(WHAT IS NEEDED) From the line containing "Extract the structured" through the last line of the material, copy every line exactly, both ends inclusive; do not copy pictures.

(DATA IN THIS EXERCISE)
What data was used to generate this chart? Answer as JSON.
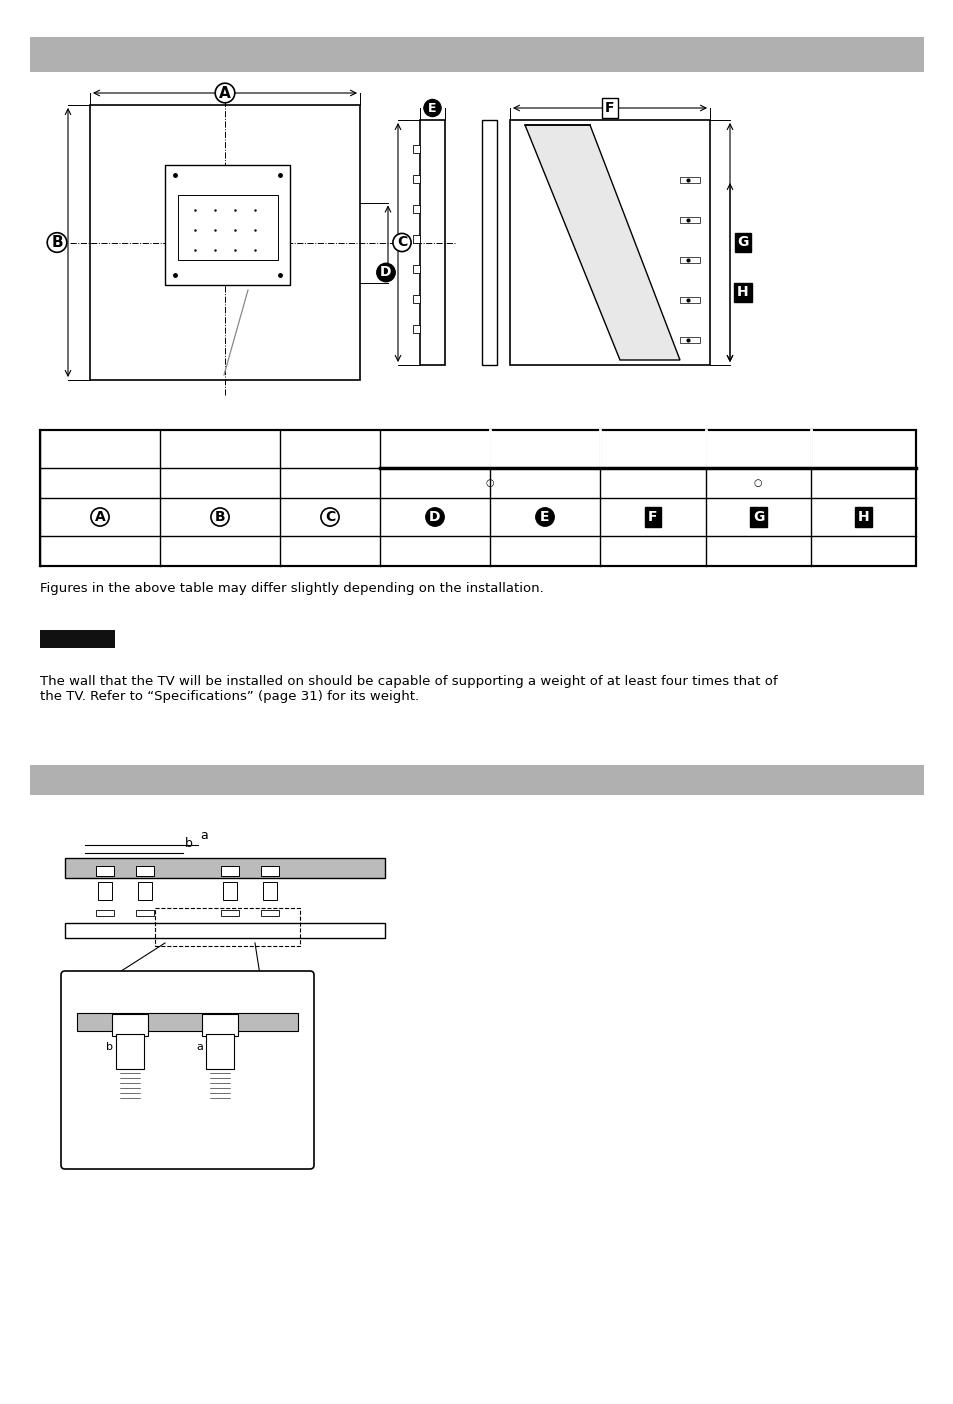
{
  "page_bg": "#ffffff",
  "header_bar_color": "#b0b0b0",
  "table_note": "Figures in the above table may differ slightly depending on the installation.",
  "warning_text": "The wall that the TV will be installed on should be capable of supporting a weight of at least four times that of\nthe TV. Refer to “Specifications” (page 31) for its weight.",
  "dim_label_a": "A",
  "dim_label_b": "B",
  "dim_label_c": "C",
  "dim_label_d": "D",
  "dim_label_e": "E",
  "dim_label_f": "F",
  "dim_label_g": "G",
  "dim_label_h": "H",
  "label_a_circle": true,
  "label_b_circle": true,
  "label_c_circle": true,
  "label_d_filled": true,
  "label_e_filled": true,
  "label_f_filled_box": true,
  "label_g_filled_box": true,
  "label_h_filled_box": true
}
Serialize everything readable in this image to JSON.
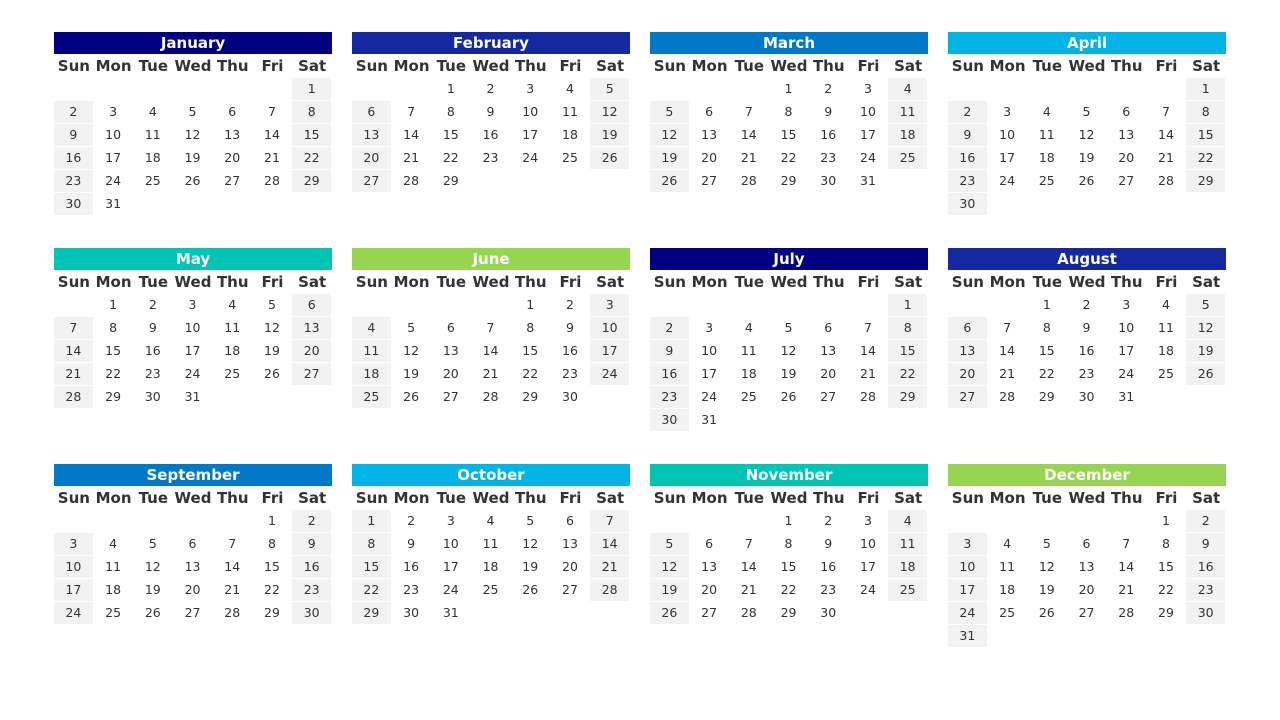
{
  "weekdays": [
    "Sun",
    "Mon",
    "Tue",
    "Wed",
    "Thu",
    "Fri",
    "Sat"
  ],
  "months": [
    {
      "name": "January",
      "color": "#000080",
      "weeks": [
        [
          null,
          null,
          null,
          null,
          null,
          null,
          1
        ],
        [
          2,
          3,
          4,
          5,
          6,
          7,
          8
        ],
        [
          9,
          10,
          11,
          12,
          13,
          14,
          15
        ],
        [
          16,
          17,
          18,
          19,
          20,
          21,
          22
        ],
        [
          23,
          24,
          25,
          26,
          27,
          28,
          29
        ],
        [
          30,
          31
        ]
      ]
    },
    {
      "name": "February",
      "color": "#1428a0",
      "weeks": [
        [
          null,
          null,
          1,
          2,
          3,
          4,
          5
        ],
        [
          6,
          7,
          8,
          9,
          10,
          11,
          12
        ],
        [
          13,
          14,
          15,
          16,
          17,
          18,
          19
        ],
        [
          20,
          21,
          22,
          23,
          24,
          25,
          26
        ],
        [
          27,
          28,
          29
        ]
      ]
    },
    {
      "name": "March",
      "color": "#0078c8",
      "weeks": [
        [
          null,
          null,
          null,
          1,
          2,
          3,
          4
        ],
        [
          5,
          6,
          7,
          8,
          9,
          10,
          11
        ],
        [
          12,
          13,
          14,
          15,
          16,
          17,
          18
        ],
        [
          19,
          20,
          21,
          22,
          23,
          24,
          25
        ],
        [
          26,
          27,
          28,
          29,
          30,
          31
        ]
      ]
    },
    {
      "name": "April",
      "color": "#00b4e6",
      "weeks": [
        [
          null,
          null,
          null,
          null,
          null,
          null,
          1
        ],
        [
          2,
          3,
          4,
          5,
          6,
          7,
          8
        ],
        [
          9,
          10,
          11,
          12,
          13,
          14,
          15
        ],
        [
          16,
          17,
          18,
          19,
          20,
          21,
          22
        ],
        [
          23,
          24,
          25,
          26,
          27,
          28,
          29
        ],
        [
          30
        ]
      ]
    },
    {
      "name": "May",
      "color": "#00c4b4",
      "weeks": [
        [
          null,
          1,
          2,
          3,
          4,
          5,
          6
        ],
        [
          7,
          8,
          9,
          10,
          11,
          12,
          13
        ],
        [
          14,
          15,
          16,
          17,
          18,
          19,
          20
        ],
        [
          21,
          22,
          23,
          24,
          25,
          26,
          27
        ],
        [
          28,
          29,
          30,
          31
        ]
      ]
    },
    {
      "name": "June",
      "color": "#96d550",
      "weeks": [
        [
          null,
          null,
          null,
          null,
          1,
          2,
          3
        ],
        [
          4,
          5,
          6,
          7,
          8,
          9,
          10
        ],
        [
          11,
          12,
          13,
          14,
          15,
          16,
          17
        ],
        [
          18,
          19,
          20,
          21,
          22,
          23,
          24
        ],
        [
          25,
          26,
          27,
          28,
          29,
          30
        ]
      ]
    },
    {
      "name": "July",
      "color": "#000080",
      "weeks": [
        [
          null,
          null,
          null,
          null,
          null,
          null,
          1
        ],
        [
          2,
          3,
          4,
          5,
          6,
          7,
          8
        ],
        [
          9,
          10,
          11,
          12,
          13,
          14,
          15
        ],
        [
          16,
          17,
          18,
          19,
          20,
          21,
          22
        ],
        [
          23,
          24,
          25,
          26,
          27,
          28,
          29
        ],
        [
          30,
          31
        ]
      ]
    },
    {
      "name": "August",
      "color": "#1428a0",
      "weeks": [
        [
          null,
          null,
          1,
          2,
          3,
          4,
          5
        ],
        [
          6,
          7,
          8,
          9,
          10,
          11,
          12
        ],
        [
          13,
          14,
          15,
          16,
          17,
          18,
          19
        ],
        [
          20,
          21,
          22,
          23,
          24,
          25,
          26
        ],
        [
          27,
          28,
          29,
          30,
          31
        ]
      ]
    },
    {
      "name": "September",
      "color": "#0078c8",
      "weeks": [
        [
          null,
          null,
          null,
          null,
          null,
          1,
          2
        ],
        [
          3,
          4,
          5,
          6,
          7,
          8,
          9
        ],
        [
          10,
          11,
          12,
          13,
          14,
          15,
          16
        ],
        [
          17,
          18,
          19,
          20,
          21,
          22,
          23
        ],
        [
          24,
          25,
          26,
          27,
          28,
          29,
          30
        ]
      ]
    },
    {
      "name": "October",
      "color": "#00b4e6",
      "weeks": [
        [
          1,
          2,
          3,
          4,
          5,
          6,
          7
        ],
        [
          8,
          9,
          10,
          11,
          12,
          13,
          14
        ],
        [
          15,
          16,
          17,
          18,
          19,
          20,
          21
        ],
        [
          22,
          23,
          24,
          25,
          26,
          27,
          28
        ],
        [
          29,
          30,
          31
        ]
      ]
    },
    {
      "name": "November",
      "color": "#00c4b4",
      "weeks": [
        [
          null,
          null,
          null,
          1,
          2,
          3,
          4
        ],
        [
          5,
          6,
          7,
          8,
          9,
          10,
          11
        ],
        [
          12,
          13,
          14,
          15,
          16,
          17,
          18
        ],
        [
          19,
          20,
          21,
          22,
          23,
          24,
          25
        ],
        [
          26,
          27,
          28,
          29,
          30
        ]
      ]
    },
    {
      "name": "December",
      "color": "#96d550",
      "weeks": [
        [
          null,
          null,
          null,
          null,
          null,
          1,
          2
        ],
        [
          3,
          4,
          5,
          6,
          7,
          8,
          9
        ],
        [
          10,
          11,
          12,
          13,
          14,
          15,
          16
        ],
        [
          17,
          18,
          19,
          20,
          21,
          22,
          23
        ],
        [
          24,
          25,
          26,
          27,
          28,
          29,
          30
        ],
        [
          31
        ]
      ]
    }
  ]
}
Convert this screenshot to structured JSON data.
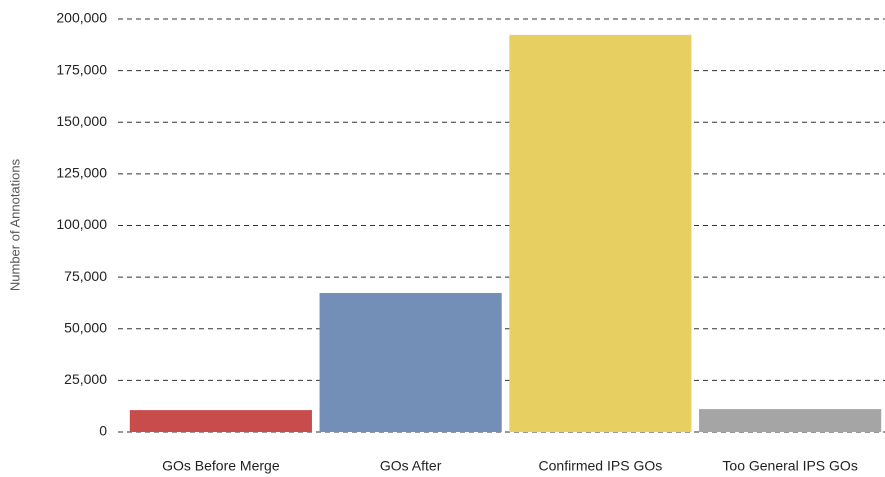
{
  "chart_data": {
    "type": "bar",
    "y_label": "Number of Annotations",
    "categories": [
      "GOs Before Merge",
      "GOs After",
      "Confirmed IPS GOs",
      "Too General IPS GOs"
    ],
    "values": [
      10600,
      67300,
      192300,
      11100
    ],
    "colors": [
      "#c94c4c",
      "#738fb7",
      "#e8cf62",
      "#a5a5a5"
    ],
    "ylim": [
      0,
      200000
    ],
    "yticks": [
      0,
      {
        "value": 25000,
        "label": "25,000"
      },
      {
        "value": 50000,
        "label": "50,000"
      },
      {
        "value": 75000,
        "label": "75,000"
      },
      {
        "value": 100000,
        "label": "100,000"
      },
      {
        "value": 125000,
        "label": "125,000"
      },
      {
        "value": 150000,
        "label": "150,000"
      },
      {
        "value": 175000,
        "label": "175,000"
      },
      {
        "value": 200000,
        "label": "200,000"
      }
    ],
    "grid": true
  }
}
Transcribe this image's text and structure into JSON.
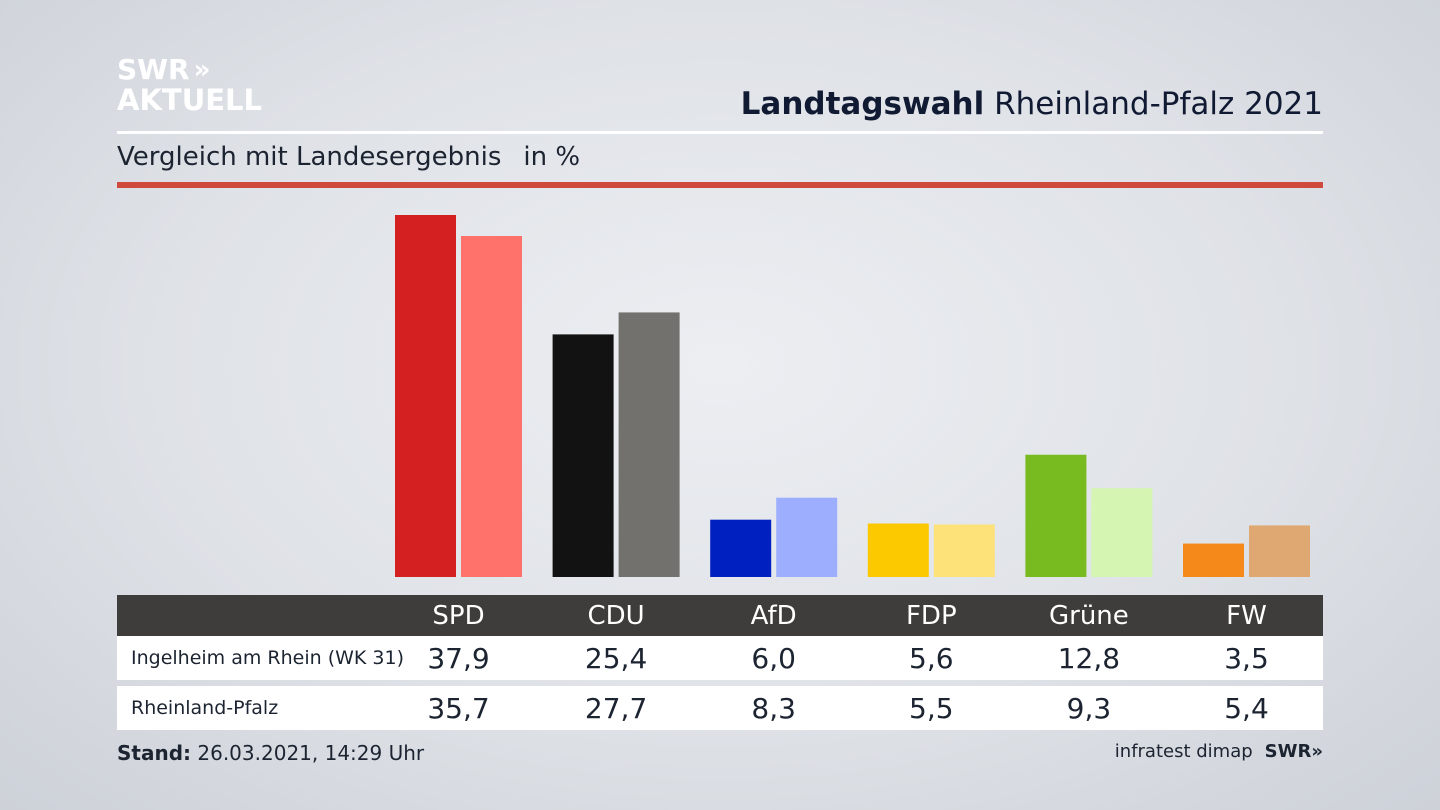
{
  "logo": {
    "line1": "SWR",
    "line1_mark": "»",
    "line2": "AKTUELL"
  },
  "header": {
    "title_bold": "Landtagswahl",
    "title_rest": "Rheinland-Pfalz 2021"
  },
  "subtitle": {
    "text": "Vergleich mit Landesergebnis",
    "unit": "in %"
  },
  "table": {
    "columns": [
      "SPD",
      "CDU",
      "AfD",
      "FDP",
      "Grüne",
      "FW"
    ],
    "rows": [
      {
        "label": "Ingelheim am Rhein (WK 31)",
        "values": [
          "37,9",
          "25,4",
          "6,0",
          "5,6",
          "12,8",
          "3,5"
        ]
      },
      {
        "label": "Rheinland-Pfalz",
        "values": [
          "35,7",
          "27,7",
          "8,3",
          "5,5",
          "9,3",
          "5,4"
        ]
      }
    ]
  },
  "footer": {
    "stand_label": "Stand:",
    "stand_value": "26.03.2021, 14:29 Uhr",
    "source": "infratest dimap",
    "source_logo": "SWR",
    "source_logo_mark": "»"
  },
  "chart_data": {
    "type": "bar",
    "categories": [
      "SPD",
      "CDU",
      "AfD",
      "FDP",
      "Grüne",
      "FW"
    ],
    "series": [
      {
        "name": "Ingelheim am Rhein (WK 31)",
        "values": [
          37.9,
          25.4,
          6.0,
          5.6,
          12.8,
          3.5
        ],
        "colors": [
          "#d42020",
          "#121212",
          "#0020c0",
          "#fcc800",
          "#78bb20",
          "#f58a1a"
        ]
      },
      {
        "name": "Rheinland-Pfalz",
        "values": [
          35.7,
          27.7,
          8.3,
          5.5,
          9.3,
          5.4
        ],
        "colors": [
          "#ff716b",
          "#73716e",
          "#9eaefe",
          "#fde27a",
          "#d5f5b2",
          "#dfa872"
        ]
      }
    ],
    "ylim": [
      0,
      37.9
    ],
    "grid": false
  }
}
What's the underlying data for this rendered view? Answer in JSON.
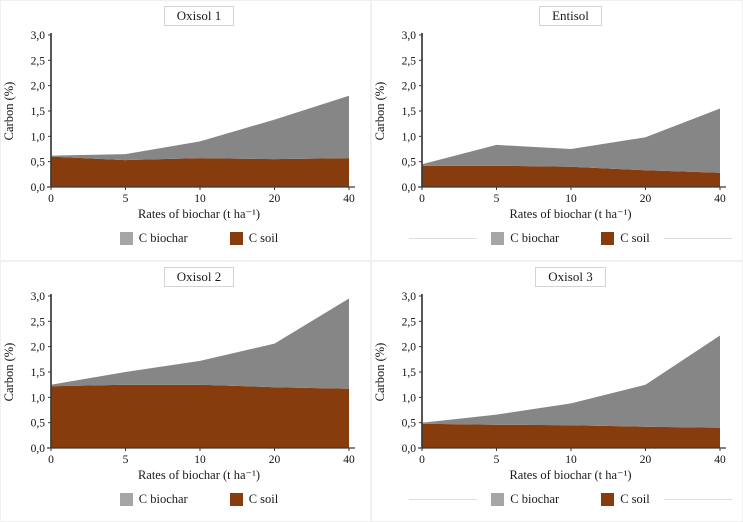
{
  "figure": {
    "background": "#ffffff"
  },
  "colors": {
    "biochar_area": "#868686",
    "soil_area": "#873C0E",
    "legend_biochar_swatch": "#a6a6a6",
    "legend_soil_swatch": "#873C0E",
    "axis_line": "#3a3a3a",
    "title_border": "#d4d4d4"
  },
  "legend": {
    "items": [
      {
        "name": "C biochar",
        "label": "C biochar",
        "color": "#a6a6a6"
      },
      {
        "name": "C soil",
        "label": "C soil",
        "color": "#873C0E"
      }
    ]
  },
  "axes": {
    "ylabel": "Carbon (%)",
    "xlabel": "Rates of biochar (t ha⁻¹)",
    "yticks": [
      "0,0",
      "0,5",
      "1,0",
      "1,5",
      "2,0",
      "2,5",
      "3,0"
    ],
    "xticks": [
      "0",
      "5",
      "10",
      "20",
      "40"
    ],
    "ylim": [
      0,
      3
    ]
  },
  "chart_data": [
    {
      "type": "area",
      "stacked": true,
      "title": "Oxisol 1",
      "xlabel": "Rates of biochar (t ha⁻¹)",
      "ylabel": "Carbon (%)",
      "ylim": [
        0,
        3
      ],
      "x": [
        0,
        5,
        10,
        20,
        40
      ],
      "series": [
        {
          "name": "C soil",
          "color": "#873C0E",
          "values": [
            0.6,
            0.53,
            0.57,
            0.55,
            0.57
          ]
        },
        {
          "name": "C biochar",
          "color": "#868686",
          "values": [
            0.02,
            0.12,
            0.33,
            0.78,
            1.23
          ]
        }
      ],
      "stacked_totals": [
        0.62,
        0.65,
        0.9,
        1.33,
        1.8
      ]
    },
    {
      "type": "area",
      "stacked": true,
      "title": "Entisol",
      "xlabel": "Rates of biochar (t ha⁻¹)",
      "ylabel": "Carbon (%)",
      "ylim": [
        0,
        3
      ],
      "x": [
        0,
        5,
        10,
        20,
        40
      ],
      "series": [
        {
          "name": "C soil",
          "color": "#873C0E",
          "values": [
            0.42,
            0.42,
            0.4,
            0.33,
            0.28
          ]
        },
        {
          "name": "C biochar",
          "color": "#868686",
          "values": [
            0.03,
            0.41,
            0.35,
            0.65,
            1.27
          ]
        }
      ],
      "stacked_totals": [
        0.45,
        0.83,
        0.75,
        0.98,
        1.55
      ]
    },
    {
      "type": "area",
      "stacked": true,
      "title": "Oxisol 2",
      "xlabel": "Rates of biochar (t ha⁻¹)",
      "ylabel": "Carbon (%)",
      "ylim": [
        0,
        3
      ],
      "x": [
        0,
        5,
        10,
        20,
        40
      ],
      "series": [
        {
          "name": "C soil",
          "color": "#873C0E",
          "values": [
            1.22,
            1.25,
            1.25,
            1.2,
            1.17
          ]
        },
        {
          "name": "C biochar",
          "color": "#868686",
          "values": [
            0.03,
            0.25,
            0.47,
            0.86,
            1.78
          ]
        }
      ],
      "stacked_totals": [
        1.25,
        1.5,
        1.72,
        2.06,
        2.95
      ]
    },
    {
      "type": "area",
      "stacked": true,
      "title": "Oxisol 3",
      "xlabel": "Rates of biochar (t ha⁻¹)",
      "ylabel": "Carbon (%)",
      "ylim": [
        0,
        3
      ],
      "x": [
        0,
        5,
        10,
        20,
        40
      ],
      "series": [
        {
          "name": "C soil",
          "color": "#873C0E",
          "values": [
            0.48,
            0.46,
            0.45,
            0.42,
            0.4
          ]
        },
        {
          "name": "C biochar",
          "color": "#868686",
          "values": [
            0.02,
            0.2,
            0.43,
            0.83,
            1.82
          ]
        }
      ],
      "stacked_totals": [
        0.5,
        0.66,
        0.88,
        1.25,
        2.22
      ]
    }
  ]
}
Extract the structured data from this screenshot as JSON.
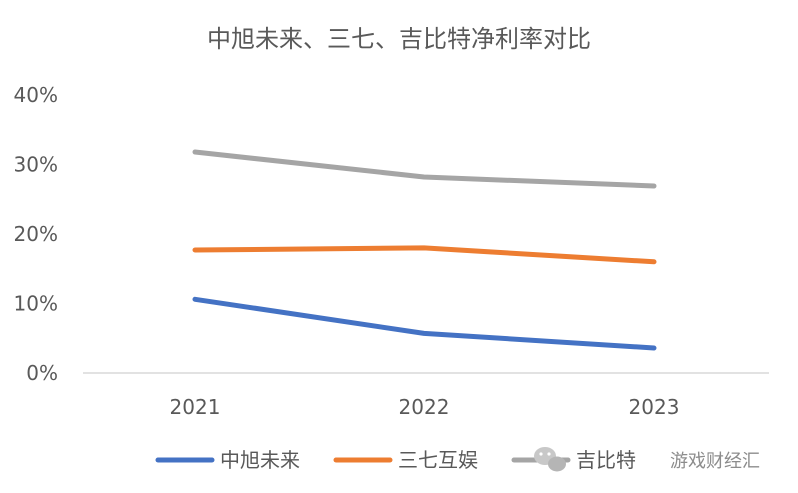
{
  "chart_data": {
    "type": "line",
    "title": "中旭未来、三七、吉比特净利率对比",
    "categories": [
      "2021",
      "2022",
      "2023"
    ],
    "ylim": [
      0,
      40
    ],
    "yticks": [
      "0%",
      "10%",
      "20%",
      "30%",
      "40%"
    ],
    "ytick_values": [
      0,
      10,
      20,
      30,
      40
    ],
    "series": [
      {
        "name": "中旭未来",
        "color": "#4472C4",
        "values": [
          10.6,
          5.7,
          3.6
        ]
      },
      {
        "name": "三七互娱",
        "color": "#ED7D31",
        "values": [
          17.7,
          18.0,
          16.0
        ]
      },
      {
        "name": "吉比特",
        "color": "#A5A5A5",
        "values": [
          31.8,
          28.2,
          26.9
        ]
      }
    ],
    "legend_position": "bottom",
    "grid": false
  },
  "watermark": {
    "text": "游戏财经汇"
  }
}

(ANSWER TO THIS TASK)
Extract the structured data from this screenshot as JSON.
{
  "chart_data": {
    "type": "line",
    "title": "中旭未来、三七、吉比特净利率对比",
    "categories": [
      "2021",
      "2022",
      "2023"
    ],
    "ylim": [
      0,
      40
    ],
    "yticks": [
      "0%",
      "10%",
      "20%",
      "30%",
      "40%"
    ],
    "ytick_values": [
      0,
      10,
      20,
      30,
      40
    ],
    "series": [
      {
        "name": "中旭未来",
        "color": "#4472C4",
        "values": [
          10.6,
          5.7,
          3.6
        ]
      },
      {
        "name": "三七互娱",
        "color": "#ED7D31",
        "values": [
          17.7,
          18.0,
          16.0
        ]
      },
      {
        "name": "吉比特",
        "color": "#A5A5A5",
        "values": [
          31.8,
          28.2,
          26.9
        ]
      }
    ],
    "legend_position": "bottom",
    "grid": false
  },
  "watermark": {
    "text": "游戏财经汇"
  }
}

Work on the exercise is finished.